Copy out every line of the records below verbatim, omitting the pictures.

— START OF PROVIDED RECORDS —

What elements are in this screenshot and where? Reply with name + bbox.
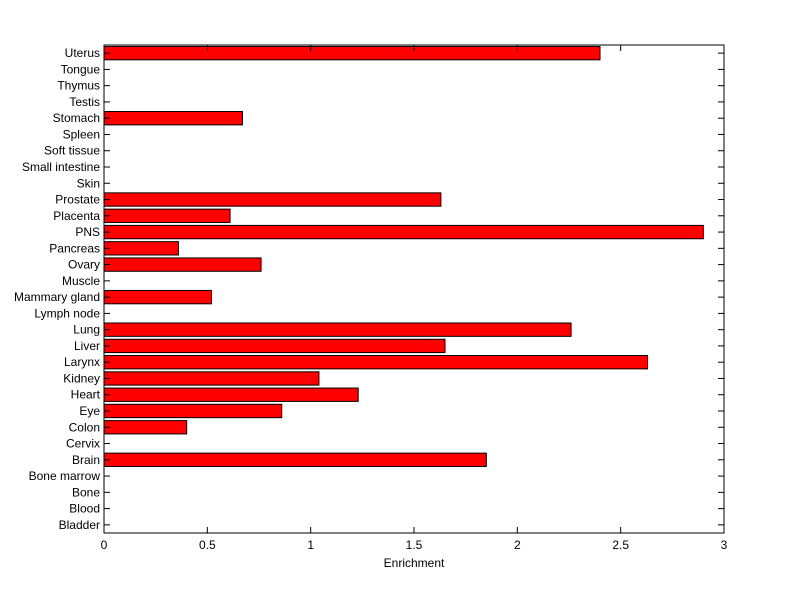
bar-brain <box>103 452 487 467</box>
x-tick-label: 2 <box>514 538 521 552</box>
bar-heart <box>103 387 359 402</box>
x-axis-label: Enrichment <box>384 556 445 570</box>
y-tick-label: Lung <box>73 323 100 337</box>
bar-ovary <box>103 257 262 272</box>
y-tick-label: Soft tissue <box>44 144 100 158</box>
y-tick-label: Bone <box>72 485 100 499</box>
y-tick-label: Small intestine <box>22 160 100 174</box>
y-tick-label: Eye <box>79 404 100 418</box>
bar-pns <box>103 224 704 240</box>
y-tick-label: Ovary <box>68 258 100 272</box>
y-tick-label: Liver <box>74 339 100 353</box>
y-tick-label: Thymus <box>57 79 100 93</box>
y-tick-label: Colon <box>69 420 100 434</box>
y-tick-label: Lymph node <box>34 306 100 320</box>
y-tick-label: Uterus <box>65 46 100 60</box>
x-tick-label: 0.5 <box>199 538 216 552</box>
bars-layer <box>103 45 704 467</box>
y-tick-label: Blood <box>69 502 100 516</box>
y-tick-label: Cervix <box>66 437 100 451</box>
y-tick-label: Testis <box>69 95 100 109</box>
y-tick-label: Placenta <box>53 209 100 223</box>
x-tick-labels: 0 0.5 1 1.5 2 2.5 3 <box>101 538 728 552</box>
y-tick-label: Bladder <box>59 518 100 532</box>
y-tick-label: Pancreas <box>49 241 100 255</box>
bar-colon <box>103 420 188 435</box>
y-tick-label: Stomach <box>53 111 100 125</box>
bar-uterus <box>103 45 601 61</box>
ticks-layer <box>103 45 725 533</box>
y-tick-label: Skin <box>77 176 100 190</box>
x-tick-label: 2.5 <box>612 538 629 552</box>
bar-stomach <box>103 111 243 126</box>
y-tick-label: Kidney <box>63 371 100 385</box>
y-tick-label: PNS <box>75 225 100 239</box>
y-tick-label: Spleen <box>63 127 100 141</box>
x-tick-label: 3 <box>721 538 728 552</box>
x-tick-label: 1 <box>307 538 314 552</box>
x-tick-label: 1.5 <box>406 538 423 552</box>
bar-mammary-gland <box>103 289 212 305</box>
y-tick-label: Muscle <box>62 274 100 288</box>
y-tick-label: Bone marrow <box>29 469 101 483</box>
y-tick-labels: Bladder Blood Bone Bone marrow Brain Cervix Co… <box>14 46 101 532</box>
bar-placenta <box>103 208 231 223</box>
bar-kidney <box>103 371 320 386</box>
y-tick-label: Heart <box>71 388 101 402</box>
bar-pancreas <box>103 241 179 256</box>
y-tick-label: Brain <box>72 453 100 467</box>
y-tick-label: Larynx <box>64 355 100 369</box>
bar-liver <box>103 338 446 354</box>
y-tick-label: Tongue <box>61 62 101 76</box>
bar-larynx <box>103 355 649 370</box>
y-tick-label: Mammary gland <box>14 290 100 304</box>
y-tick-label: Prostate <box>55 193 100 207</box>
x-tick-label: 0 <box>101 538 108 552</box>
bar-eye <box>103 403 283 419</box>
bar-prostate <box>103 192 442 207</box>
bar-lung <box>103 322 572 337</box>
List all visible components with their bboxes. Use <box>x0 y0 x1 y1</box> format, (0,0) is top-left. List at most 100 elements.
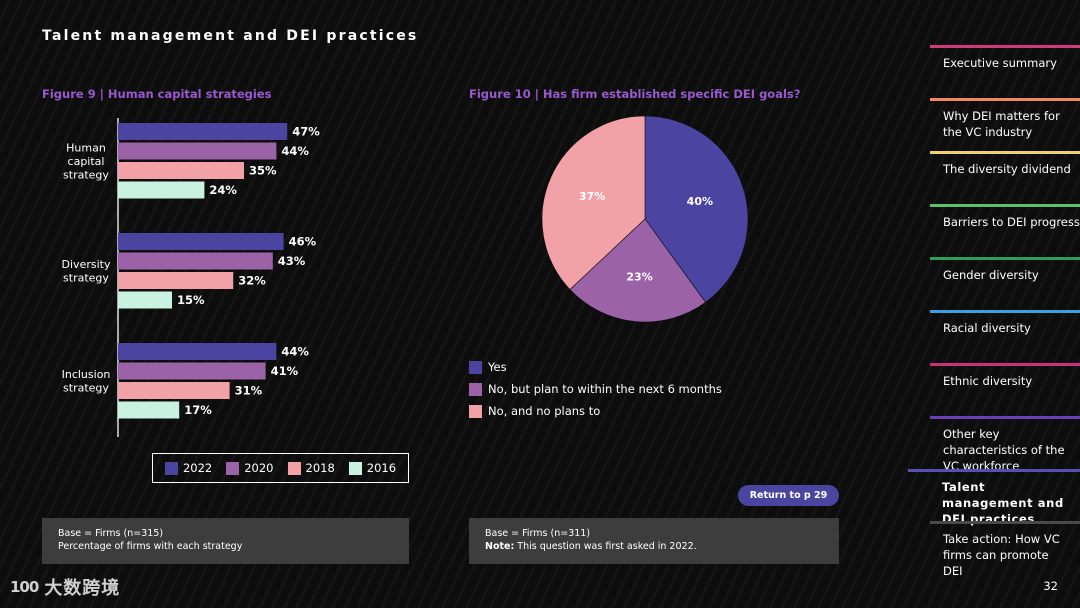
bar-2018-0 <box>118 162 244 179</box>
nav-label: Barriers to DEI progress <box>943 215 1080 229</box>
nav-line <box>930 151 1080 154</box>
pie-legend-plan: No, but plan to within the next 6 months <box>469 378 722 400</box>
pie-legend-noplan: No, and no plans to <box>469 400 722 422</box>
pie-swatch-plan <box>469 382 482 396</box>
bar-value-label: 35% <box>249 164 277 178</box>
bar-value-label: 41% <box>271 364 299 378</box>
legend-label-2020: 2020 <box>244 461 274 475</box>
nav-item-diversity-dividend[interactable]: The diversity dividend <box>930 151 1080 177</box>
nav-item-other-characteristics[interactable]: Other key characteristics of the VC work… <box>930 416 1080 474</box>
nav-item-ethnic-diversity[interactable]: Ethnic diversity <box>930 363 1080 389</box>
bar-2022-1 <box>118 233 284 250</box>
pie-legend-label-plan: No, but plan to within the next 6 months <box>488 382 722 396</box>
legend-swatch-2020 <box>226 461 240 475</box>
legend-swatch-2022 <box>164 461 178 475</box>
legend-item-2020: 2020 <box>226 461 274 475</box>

— END OF PROVIDED RECORDS —

SOLUTION
What elements are in this screenshot and where? Reply with name + bbox.
bar-brain <box>103 452 487 467</box>
x-tick-label: 2 <box>514 538 521 552</box>
bar-heart <box>103 387 359 402</box>
x-axis-label: Enrichment <box>384 556 445 570</box>
y-tick-label: Lung <box>73 323 100 337</box>
bar-ovary <box>103 257 262 272</box>
y-tick-label: Soft tissue <box>44 144 100 158</box>
y-tick-label: Bone <box>72 485 100 499</box>
y-tick-label: Small intestine <box>22 160 100 174</box>
y-tick-label: Eye <box>79 404 100 418</box>
bar-pns <box>103 224 704 240</box>
y-tick-label: Ovary <box>68 258 100 272</box>
y-tick-label: Liver <box>74 339 100 353</box>
y-tick-label: Thymus <box>57 79 100 93</box>
y-tick-label: Colon <box>69 420 100 434</box>
y-tick-label: Lymph node <box>34 306 100 320</box>
y-tick-label: Uterus <box>65 46 100 60</box>
x-tick-label: 0.5 <box>199 538 216 552</box>
bars-layer <box>103 45 704 467</box>
y-tick-label: Blood <box>69 502 100 516</box>
y-tick-label: Cervix <box>66 437 100 451</box>
y-tick-label: Testis <box>69 95 100 109</box>
y-tick-label: Placenta <box>53 209 100 223</box>
x-tick-labels: 0 0.5 1 1.5 2 2.5 3 <box>101 538 728 552</box>
y-tick-label: Bladder <box>59 518 100 532</box>
y-tick-label: Pancreas <box>49 241 100 255</box>
bar-colon <box>103 420 188 435</box>
y-tick-label: Stomach <box>53 111 100 125</box>
bar-uterus <box>103 45 601 61</box>
ticks-layer <box>103 45 725 533</box>
y-tick-label: Skin <box>77 176 100 190</box>
x-tick-label: 2.5 <box>612 538 629 552</box>
bar-stomach <box>103 111 243 126</box>
y-tick-label: Kidney <box>63 371 100 385</box>
y-tick-label: PNS <box>75 225 100 239</box>
y-tick-label: Spleen <box>63 127 100 141</box>
x-tick-label: 3 <box>721 538 728 552</box>
x-tick-label: 1 <box>307 538 314 552</box>
x-tick-label: 1.5 <box>406 538 423 552</box>
bar-mammary-gland <box>103 289 212 305</box>
y-tick-label: Muscle <box>62 274 100 288</box>
y-tick-label: Bone marrow <box>29 469 101 483</box>
y-tick-labels: Bladder Blood Bone Bone marrow Brain Cervix Co… <box>14 46 101 532</box>
bar-placenta <box>103 208 231 223</box>
bar-kidney <box>103 371 320 386</box>
y-tick-label: Heart <box>71 388 101 402</box>
bar-pancreas <box>103 241 179 256</box>
y-tick-label: Brain <box>72 453 100 467</box>
y-tick-label: Larynx <box>64 355 100 369</box>
bar-liver <box>103 338 446 354</box>
y-tick-label: Tongue <box>61 62 101 76</box>
bar-larynx <box>103 355 649 370</box>
y-tick-label: Mammary gland <box>14 290 100 304</box>
y-tick-label: Prostate <box>55 193 100 207</box>
x-tick-label: 0 <box>101 538 108 552</box>
bar-eye <box>103 403 283 419</box>
bar-prostate <box>103 192 442 207</box>
bar-lung <box>103 322 572 337</box>
List all visible components with their bboxes. Use <box>x0 y0 x1 y1</box> format, (0,0) is top-left. List at most 100 elements.
bar-2018-0 <box>118 162 244 179</box>
nav-label: Barriers to DEI progress <box>943 215 1080 229</box>
nav-line <box>930 151 1080 154</box>
pie-legend-plan: No, but plan to within the next 6 months <box>469 378 722 400</box>
pie-legend-noplan: No, and no plans to <box>469 400 722 422</box>
pie-swatch-plan <box>469 382 482 396</box>
bar-value-label: 35% <box>249 164 277 178</box>
bar-value-label: 41% <box>271 364 299 378</box>
legend-label-2020: 2020 <box>244 461 274 475</box>
nav-item-diversity-dividend[interactable]: The diversity dividend <box>930 151 1080 177</box>
nav-item-other-characteristics[interactable]: Other key characteristics of the VC work… <box>930 416 1080 474</box>
nav-item-ethnic-diversity[interactable]: Ethnic diversity <box>930 363 1080 389</box>
bar-2022-1 <box>118 233 284 250</box>
pie-legend-label-plan: No, but plan to within the next 6 months <box>488 382 722 396</box>
legend-swatch-2020 <box>226 461 240 475</box>
legend-swatch-2022 <box>164 461 178 475</box>
legend-item-2020: 2020 <box>226 461 274 475</box>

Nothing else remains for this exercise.